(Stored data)
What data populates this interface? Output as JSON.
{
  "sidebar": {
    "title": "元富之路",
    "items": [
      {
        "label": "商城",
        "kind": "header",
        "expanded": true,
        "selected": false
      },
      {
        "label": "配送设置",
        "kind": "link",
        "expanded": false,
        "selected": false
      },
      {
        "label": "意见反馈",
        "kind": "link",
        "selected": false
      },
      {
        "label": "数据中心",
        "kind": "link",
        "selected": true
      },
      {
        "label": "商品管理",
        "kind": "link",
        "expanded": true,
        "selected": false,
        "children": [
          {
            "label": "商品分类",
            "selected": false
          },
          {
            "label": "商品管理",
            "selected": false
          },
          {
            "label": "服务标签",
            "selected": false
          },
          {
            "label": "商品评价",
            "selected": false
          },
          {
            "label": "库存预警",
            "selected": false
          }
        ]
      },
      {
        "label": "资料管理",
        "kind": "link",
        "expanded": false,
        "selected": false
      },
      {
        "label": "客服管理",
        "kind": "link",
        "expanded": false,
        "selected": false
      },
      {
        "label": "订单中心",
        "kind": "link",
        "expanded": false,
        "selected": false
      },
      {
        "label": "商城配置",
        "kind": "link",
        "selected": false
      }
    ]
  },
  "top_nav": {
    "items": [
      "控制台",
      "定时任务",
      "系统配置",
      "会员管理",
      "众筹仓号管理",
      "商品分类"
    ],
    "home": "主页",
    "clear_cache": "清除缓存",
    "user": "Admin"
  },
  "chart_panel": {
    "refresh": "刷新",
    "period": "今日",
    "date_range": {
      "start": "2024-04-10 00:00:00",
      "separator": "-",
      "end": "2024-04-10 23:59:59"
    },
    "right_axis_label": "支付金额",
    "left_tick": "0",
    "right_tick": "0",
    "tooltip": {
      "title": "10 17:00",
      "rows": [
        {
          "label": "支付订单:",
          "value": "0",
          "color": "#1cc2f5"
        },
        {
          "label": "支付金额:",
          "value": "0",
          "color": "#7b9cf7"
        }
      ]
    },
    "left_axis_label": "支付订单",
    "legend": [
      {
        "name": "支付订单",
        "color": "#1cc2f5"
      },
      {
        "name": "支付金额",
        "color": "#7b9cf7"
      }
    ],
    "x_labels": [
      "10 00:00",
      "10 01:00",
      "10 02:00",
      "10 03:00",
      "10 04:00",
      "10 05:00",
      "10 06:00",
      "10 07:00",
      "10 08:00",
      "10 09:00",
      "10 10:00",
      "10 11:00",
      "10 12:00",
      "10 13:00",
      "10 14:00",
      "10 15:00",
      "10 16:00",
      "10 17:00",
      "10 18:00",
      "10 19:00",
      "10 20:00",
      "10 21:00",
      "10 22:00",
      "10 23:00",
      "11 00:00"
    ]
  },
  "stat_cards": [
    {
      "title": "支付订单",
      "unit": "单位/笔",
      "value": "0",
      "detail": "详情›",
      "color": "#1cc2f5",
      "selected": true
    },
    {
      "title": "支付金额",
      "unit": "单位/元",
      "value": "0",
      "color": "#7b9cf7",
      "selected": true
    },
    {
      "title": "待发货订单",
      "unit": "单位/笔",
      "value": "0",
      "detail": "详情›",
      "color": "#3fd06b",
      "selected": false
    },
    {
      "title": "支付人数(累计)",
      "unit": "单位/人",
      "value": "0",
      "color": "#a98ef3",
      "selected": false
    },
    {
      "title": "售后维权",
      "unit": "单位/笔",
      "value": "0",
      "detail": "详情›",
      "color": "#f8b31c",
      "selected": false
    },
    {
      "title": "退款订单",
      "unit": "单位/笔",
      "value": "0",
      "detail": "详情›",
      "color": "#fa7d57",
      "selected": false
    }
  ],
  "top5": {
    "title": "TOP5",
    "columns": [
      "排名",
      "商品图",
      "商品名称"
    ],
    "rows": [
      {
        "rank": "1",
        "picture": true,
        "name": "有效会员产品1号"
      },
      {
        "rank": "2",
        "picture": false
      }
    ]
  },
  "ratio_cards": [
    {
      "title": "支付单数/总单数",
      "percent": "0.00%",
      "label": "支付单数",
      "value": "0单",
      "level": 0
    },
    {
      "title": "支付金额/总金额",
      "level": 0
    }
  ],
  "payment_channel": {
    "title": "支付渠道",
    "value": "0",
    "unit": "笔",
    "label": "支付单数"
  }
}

#### What to work on
Extract the full listing above without alteration.

#### Result for this task
What data populates this interface? Output as JSON.
{
  "sidebar": {
    "title": "元富之路",
    "items": [
      {
        "label": "商城",
        "kind": "header",
        "expanded": true,
        "selected": false
      },
      {
        "label": "配送设置",
        "kind": "link",
        "expanded": false,
        "selected": false
      },
      {
        "label": "意见反馈",
        "kind": "link",
        "selected": false
      },
      {
        "label": "数据中心",
        "kind": "link",
        "selected": true
      },
      {
        "label": "商品管理",
        "kind": "link",
        "expanded": true,
        "selected": false,
        "children": [
          {
            "label": "商品分类",
            "selected": false
          },
          {
            "label": "商品管理",
            "selected": false
          },
          {
            "label": "服务标签",
            "selected": false
          },
          {
            "label": "商品评价",
            "selected": false
          },
          {
            "label": "库存预警",
            "selected": false
          }
        ]
      },
      {
        "label": "资料管理",
        "kind": "link",
        "expanded": false,
        "selected": false
      },
      {
        "label": "客服管理",
        "kind": "link",
        "expanded": false,
        "selected": false
      },
      {
        "label": "订单中心",
        "kind": "link",
        "expanded": false,
        "selected": false
      },
      {
        "label": "商城配置",
        "kind": "link",
        "selected": false
      }
    ]
  },
  "top_nav": {
    "items": [
      "控制台",
      "定时任务",
      "系统配置",
      "会员管理",
      "众筹仓号管理",
      "商品分类"
    ],
    "home": "主页",
    "clear_cache": "清除缓存",
    "user": "Admin"
  },
  "chart_panel": {
    "refresh": "刷新",
    "period": "今日",
    "date_range": {
      "start": "2024-04-10 00:00:00",
      "separator": "-",
      "end": "2024-04-10 23:59:59"
    },
    "right_axis_label": "支付金额",
    "left_tick": "0",
    "right_tick": "0",
    "tooltip": {
      "title": "10 17:00",
      "rows": [
        {
          "label": "支付订单:",
          "value": "0",
          "color": "#1cc2f5"
        },
        {
          "label": "支付金额:",
          "value": "0",
          "color": "#7b9cf7"
        }
      ]
    },
    "left_axis_label": "支付订单",
    "legend": [
      {
        "name": "支付订单",
        "color": "#1cc2f5"
      },
      {
        "name": "支付金额",
        "color": "#7b9cf7"
      }
    ],
    "x_labels": [
      "10 00:00",
      "10 01:00",
      "10 02:00",
      "10 03:00",
      "10 04:00",
      "10 05:00",
      "10 06:00",
      "10 07:00",
      "10 08:00",
      "10 09:00",
      "10 10:00",
      "10 11:00",
      "10 12:00",
      "10 13:00",
      "10 14:00",
      "10 15:00",
      "10 16:00",
      "10 17:00",
      "10 18:00",
      "10 19:00",
      "10 20:00",
      "10 21:00",
      "10 22:00",
      "10 23:00",
      "11 00:00"
    ]
  },
  "stat_cards": [
    {
      "title": "支付订单",
      "unit": "单位/笔",
      "value": "0",
      "detail": "详情›",
      "color": "#1cc2f5",
      "selected": true
    },
    {
      "title": "支付金额",
      "unit": "单位/元",
      "value": "0",
      "color": "#7b9cf7",
      "selected": true
    },
    {
      "title": "待发货订单",
      "unit": "单位/笔",
      "value": "0",
      "detail": "详情›",
      "color": "#3fd06b",
      "selected": false
    },
    {
      "title": "支付人数(累计)",
      "unit": "单位/人",
      "value": "0",
      "color": "#a98ef3",
      "selected": false
    },
    {
      "title": "售后维权",
      "unit": "单位/笔",
      "value": "0",
      "detail": "详情›",
      "color": "#f8b31c",
      "selected": false
    },
    {
      "title": "退款订单",
      "unit": "单位/笔",
      "value": "0",
      "detail": "详情›",
      "color": "#fa7d57",
      "selected": false
    }
  ],
  "top5": {
    "title": "TOP5",
    "columns": [
      "排名",
      "商品图",
      "商品名称"
    ],
    "rows": [
      {
        "rank": "1",
        "picture": true,
        "name": "有效会员产品1号"
      },
      {
        "rank": "2",
        "picture": false
      }
    ]
  },
  "ratio_cards": [
    {
      "title": "支付单数/总单数",
      "percent": "0.00%",
      "label": "支付单数",
      "value": "0单",
      "level": 0
    },
    {
      "title": "支付金额/总金额",
      "level": 0
    }
  ],
  "payment_channel": {
    "title": "支付渠道",
    "value": "0",
    "unit": "笔",
    "label": "支付单数"
  }
}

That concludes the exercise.